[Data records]
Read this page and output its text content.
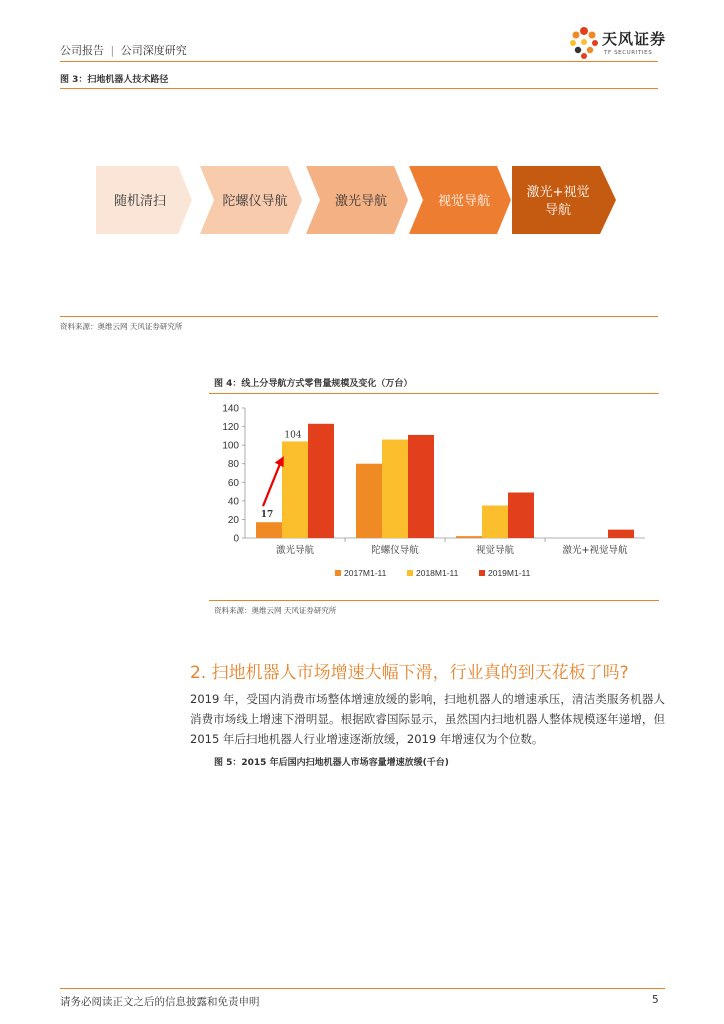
公司报告 | 公司深度研究
天风证券
TF SECURITIES
图 3：扫地机器人技术路径
随机清扫	陀螺仪导航	激光导航	视觉导航
激光+视觉
导航
资料来源：奥维云网 天风证券研究所
图 4：线上分导航方式零售量规模及变化（万台）
0
20
40
60
80
100
120
140
激光导航	陀螺仪导航	视觉导航	激光+视觉导航
17
104
2017M1-11	2018M1-11	2019M1-11
资料来源：奥维云网 天风证券研究所
2. 扫地机器人市场增速大幅下滑，行业真的到天花板了吗?
2019 年，受国内消费市场整体增速放缓的影响，扫地机器人的增速承压，清洁类服务机器人消费市场线上增速下滑明显。根据欧睿国际显示，虽然国内扫地机器人整体规模逐年递增，但 2015 年后扫地机器人行业增速逐渐放缓，2019 年增速仅为个位数。
图 5：2015 年后国内扫地机器人市场容量增速放缓(千台)
请务必阅读正文之后的信息披露和免责申明	5
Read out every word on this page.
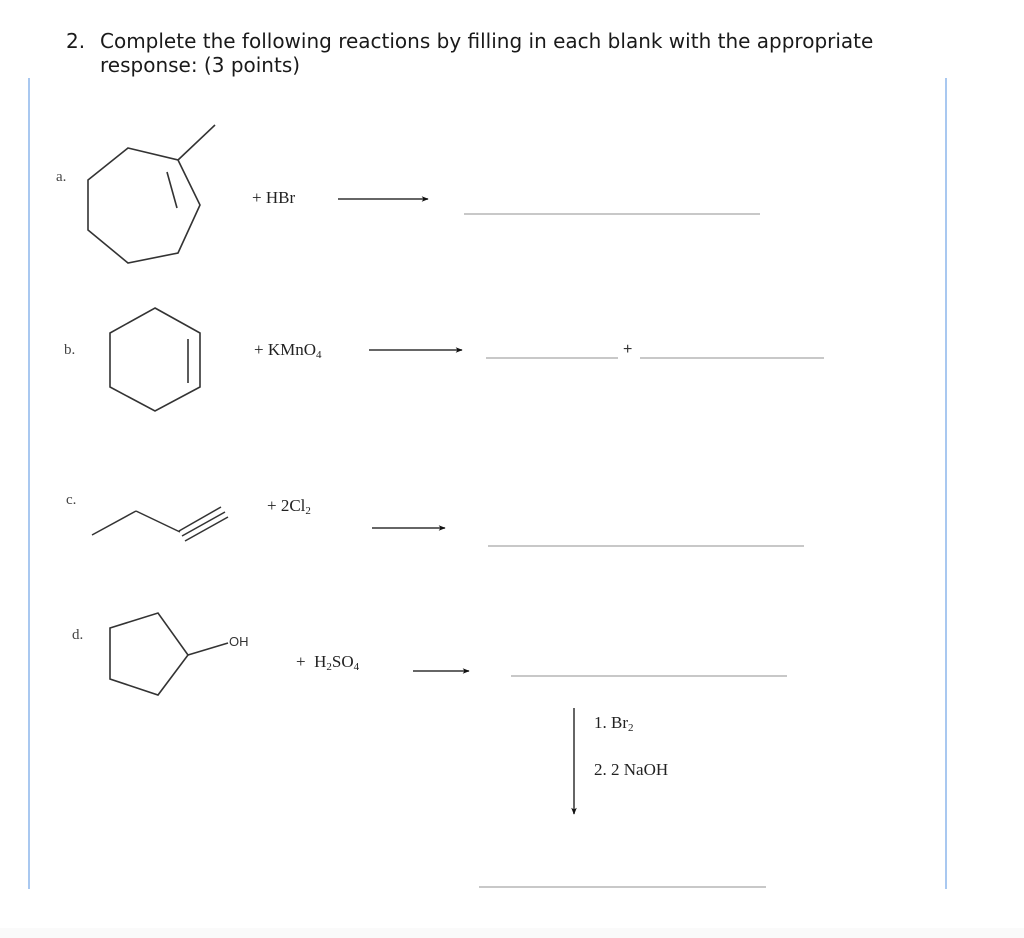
2. Complete the following reactions by filling in each blank with the appropriate response: (3 points)
a.
b.
c.
d.
+ HBr
+ KMnO$_4$
+ $2Cl_2$
+  $H_2SO_4$
OH
1. $Br_2$
2. 2 NaOH
+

■ **EXERCISE DETAILS**: Replicate the material above verbatim; images stay out of the copy.

■ **ANSWER FOR THIS EXERCISE**:
Read this page and output its text content.
公司报告 | 公司深度研究
天风证券
TF SECURITIES
图 3：扫地机器人技术路径
随机清扫	陀螺仪导航	激光导航	视觉导航
激光+视觉
导航
资料来源：奥维云网 天风证券研究所
图 4：线上分导航方式零售量规模及变化（万台）
0
20
40
60
80
100
120
140
激光导航	陀螺仪导航	视觉导航	激光+视觉导航
17
104
2017M1-11	2018M1-11	2019M1-11
资料来源：奥维云网 天风证券研究所
2. 扫地机器人市场增速大幅下滑，行业真的到天花板了吗?
2019 年，受国内消费市场整体增速放缓的影响，扫地机器人的增速承压，清洁类服务机器人消费市场线上增速下滑明显。根据欧睿国际显示，虽然国内扫地机器人整体规模逐年递增，但 2015 年后扫地机器人行业增速逐渐放缓，2019 年增速仅为个位数。
图 5：2015 年后国内扫地机器人市场容量增速放缓(千台)
请务必阅读正文之后的信息披露和免责申明	5
Read out every word on this page.
2. Complete the following reactions by filling in each blank with the appropriate response: (3 points)
a.
b.
c.
d.
+ HBr
+ KMnO$_4$
+ $2Cl_2$
+  $H_2SO_4$
OH
1. $Br_2$
2. 2 NaOH
+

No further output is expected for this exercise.